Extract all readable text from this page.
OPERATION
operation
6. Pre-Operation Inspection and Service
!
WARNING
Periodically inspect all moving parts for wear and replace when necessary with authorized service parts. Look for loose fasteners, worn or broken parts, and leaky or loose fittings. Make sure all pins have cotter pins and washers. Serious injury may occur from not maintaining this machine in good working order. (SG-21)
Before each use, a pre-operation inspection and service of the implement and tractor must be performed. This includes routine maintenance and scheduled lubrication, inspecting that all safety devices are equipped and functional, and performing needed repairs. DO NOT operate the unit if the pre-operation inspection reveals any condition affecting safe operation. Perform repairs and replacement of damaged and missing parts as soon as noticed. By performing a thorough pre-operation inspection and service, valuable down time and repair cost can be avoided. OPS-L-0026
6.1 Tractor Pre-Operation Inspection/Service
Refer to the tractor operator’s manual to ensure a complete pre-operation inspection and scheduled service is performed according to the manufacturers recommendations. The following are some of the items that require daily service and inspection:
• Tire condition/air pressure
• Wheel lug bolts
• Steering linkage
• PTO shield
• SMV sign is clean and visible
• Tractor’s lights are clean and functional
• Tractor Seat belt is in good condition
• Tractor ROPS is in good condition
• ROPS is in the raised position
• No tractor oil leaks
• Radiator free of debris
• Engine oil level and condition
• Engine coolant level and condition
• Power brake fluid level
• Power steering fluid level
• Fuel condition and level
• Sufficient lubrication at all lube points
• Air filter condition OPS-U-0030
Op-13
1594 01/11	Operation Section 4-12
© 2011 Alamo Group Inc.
━━━━━━
Output each entry precisely as given.

Extract all readable text from this page.
OPERATION
operation
6. Pre-Operation Inspection and Service
!
WARNING
Periodically inspect all moving parts for wear and replace when necessary with authorized service parts. Look for loose fasteners, worn or broken parts, and leaky or loose fittings. Make sure all pins have cotter pins and washers. Serious injury may occur from not maintaining this machine in good working order. (SG-21)
Before each use, a pre-operation inspection and service of the implement and tractor must be performed. This includes routine maintenance and scheduled lubrication, inspecting that all safety devices are equipped and functional, and performing needed repairs. DO NOT operate the unit if the pre-operation inspection reveals any condition affecting safe operation. Perform repairs and replacement of damaged and missing parts as soon as noticed. By performing a thorough pre-operation inspection and service, valuable down time and repair cost can be avoided. OPS-L-0026
6.1 Tractor Pre-Operation Inspection/Service
Refer to the tractor operator’s manual to ensure a complete pre-operation inspection and scheduled service is performed according to the manufacturers recommendations. The following are some of the items that require daily service and inspection:
• Tire condition/air pressure
• Wheel lug bolts
• Steering linkage
• PTO shield
• SMV sign is clean and visible
• Tractor’s lights are clean and functional
• Tractor Seat belt is in good condition
• Tractor ROPS is in good condition
• ROPS is in the raised position
• No tractor oil leaks
• Radiator free of debris
• Engine oil level and condition
• Engine coolant level and condition
• Power brake fluid level
• Power steering fluid level
• Fuel condition and level
• Sufficient lubrication at all lube points
• Air filter condition OPS-U-0030
Op-13
1594 01/11	Operation Section 4-12
© 2011 Alamo Group Inc.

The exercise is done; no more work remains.